╭─ Dataset rows

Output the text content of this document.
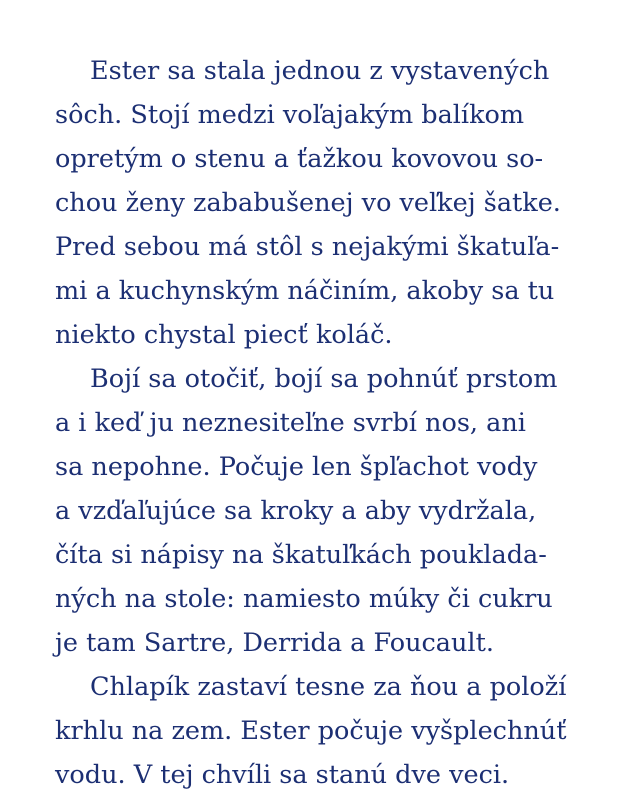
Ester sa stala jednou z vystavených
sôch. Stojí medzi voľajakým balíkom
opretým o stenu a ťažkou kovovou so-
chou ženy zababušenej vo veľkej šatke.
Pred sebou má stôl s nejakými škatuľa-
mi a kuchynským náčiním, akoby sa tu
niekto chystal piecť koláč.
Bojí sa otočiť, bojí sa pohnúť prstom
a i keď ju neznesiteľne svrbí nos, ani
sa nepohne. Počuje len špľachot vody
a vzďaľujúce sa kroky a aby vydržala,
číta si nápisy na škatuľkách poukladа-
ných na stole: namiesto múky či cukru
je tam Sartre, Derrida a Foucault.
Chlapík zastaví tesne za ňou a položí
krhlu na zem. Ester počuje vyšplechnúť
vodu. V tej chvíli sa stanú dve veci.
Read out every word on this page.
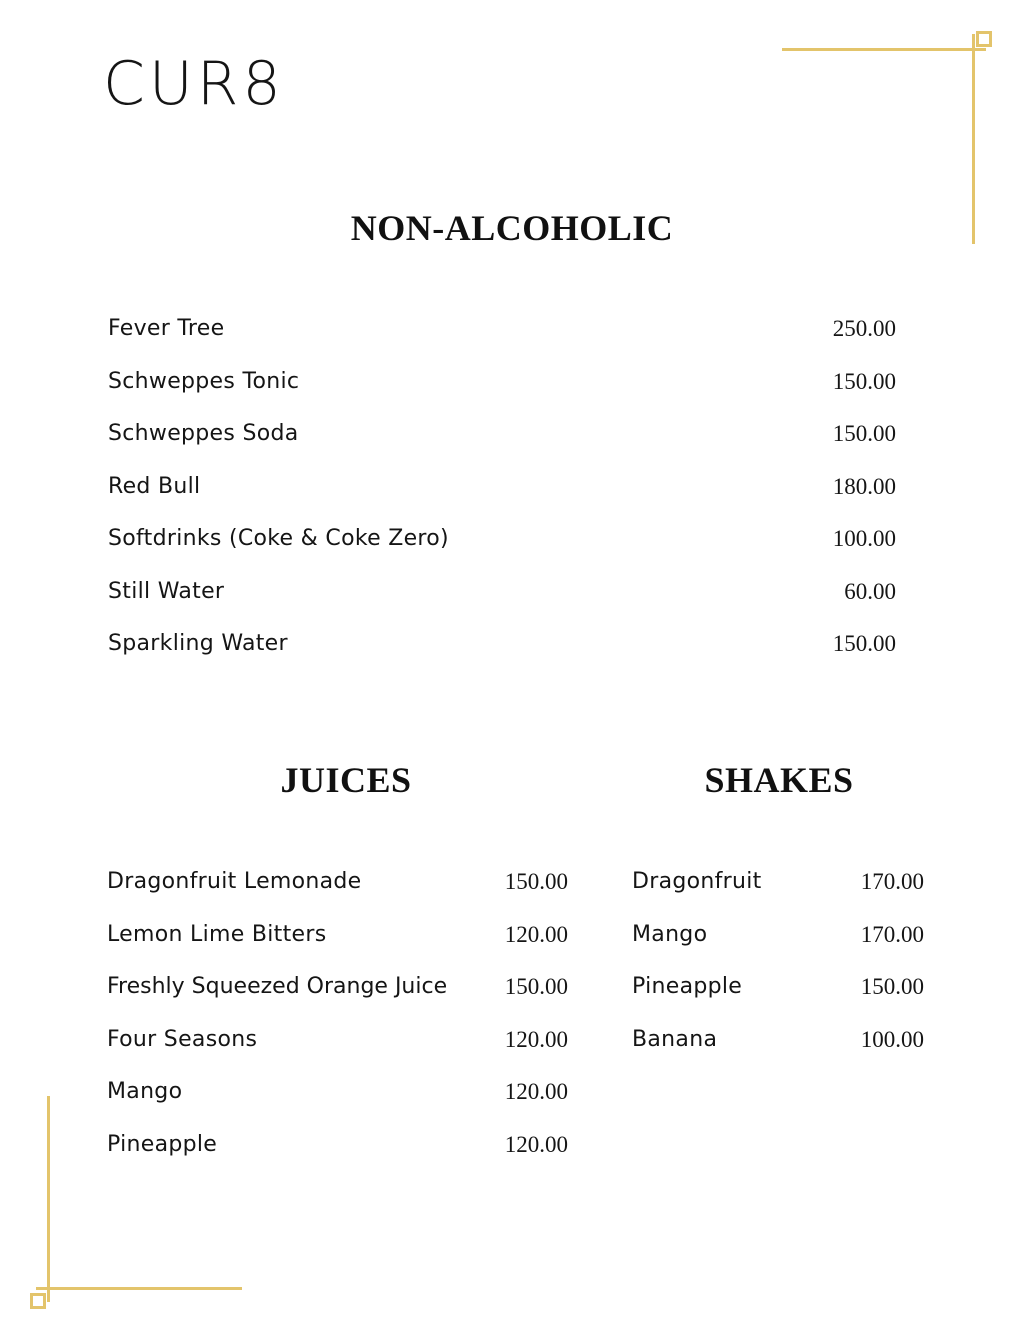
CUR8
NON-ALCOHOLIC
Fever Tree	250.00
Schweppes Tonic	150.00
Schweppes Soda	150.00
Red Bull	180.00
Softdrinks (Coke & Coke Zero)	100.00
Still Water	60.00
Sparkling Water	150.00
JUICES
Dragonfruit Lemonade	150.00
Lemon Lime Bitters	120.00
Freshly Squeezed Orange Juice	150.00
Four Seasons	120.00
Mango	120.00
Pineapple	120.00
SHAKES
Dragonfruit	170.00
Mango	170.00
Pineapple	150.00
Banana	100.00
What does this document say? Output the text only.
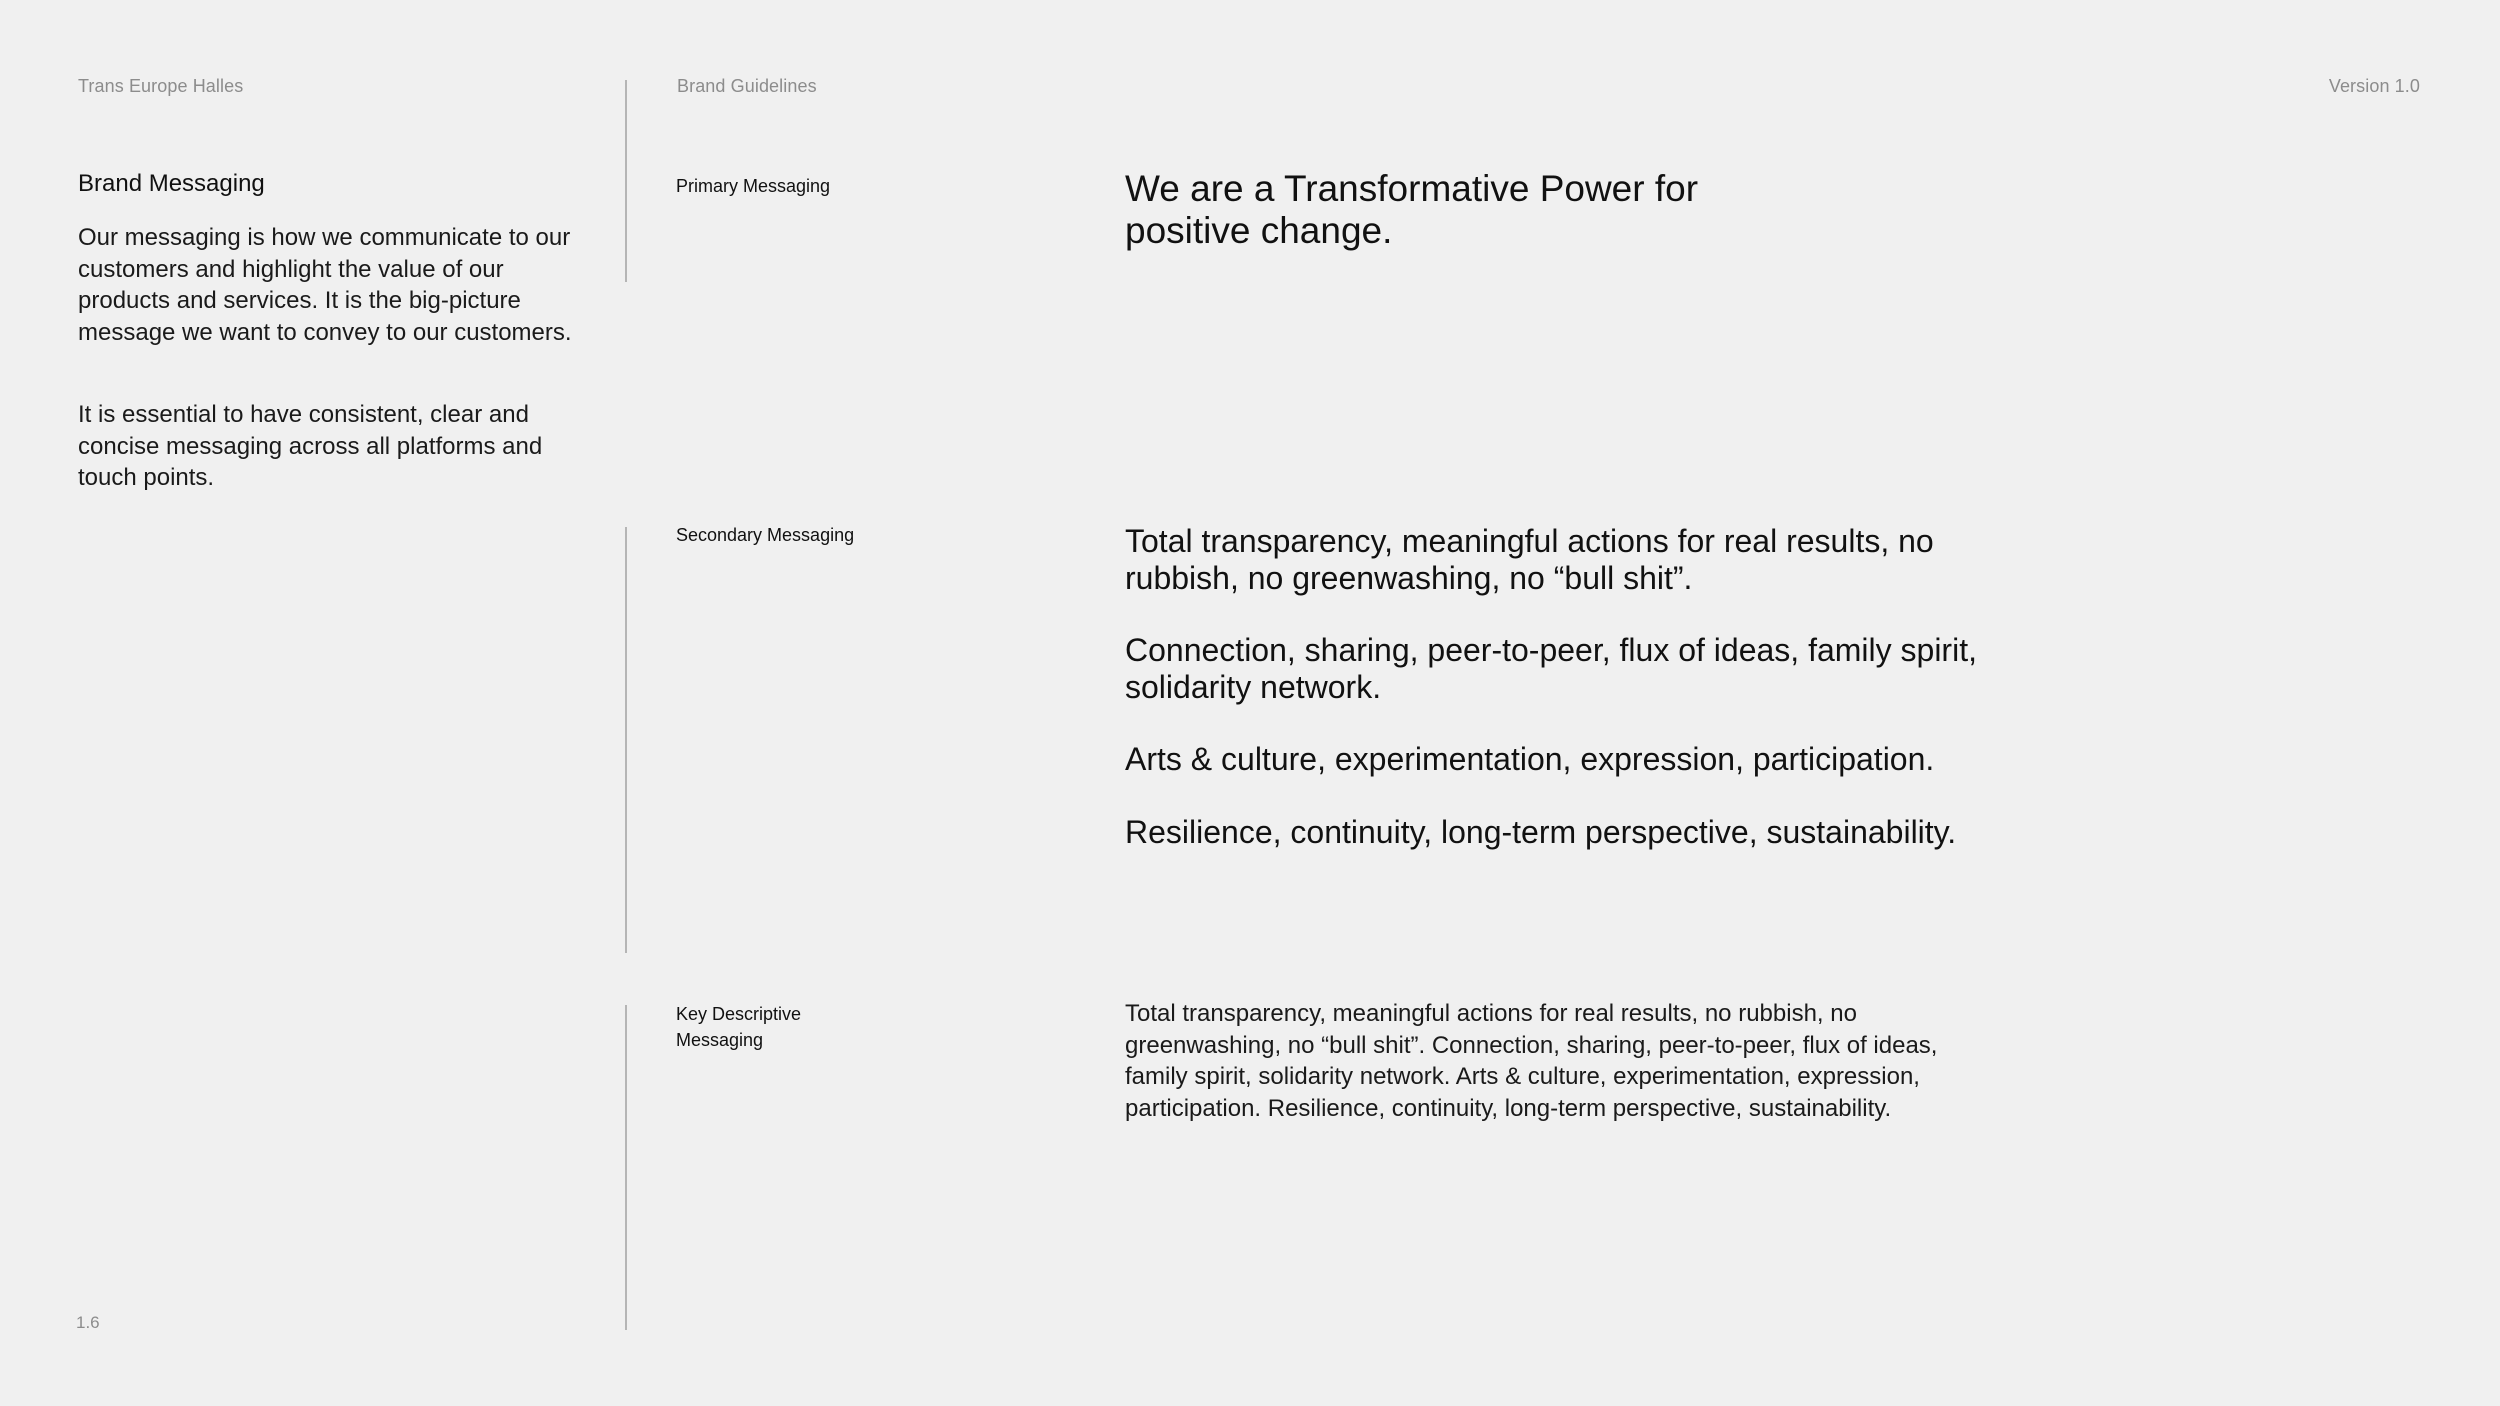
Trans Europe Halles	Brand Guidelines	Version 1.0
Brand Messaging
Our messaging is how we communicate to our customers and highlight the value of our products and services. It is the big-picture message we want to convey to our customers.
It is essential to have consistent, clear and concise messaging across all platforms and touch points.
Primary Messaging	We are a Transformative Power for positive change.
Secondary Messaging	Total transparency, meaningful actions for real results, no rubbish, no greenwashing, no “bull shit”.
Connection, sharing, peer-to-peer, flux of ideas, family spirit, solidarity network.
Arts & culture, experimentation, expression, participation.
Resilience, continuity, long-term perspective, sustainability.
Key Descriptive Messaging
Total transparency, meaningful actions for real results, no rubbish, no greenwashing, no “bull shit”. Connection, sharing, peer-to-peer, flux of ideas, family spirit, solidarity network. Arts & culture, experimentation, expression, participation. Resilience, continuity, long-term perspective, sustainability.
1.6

╰─

**Description of the task**
Which lines hold the string "rubbish"? Copy all of them from the data above.

**Expected answer**
Secondary Messaging	Total transparency, meaningful actions for real results, no rubbish, no greenwashing, no “bull shit”.
Total transparency, meaningful actions for real results, no rubbish, no greenwashing, no “bull shit”. Connection, sharing, peer-to-peer, flux of ideas, family spirit, solidarity network. Arts & culture, experimentation, expression, participation. Resilience, continuity, long-term perspective, sustainability.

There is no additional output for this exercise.